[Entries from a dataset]
────────────────
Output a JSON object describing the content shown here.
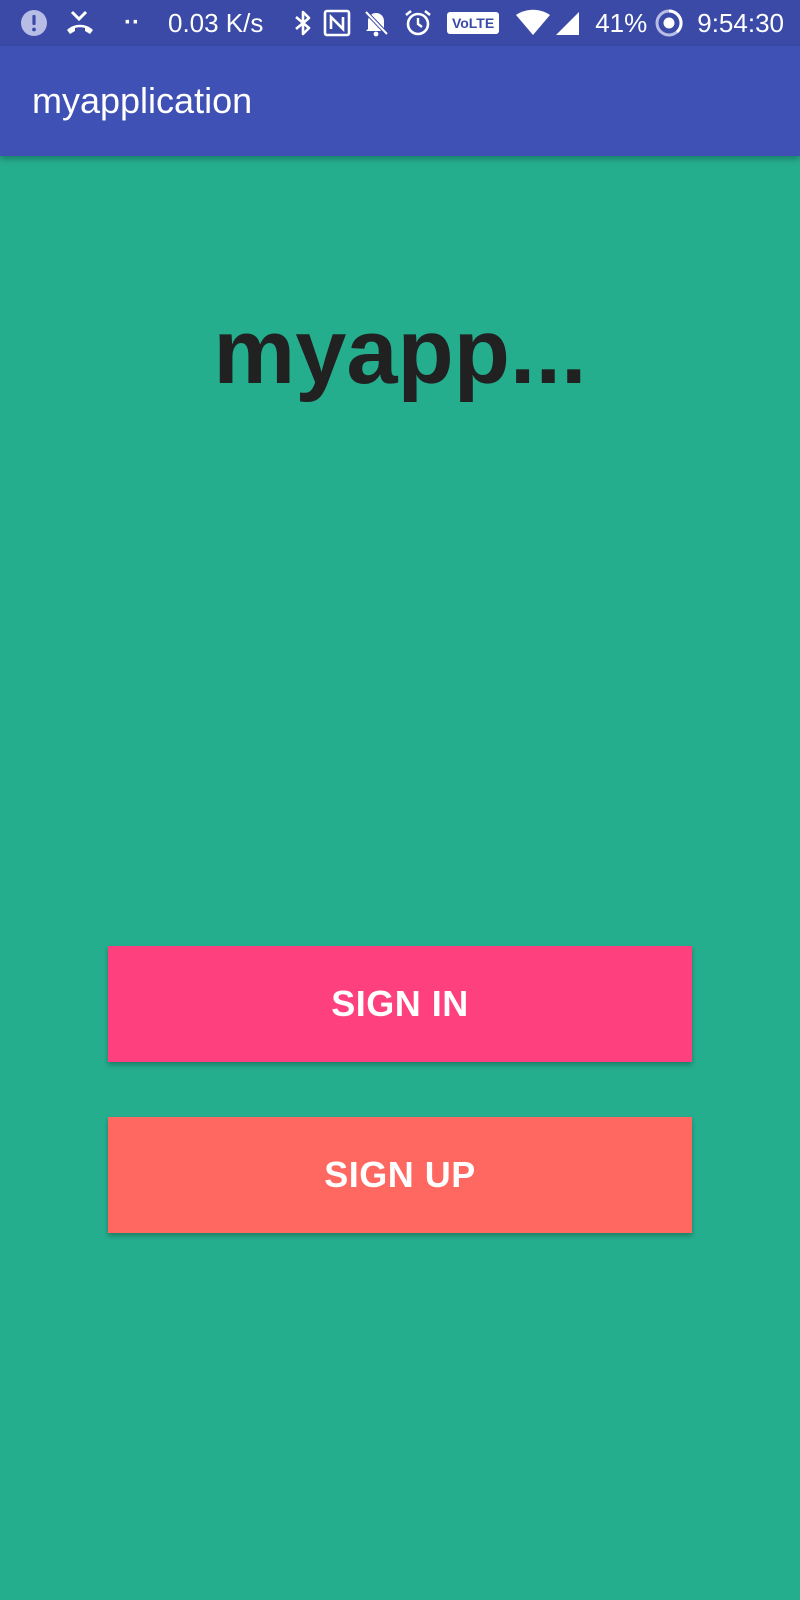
{
  "status_bar": {
    "network_speed": "0.03 K/s",
    "volte_badge": "VoLTE",
    "battery_percent": "41%",
    "time": "9:54:30",
    "dots": "··",
    "icons": [
      "alert-icon",
      "missed-call-icon",
      "bluetooth-icon",
      "nfc-icon",
      "notifications-off-icon",
      "alarm-icon",
      "volte-icon",
      "wifi-icon",
      "cell-signal-icon",
      "battery-icon"
    ]
  },
  "app_bar": {
    "title": "myapplication",
    "color": "#3F51B5"
  },
  "main": {
    "hero_title": "myapp...",
    "background": "#25AE8E"
  },
  "buttons": {
    "sign_in_label": "SIGN IN",
    "sign_in_color": "#FF407F",
    "sign_up_label": "SIGN UP",
    "sign_up_color": "#FF6861"
  }
}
────────────────
SET EXERCISE
Transcribe every entry word for word, but skip the pictures.

EXERCISE SOLUTION
Output a JSON object describing the content shown here.
{
  "status_bar": {
    "network_speed": "0.03 K/s",
    "volte_badge": "VoLTE",
    "battery_percent": "41%",
    "time": "9:54:30",
    "dots": "··",
    "icons": [
      "alert-icon",
      "missed-call-icon",
      "bluetooth-icon",
      "nfc-icon",
      "notifications-off-icon",
      "alarm-icon",
      "volte-icon",
      "wifi-icon",
      "cell-signal-icon",
      "battery-icon"
    ]
  },
  "app_bar": {
    "title": "myapplication",
    "color": "#3F51B5"
  },
  "main": {
    "hero_title": "myapp...",
    "background": "#25AE8E"
  },
  "buttons": {
    "sign_in_label": "SIGN IN",
    "sign_in_color": "#FF407F",
    "sign_up_label": "SIGN UP",
    "sign_up_color": "#FF6861"
  }
}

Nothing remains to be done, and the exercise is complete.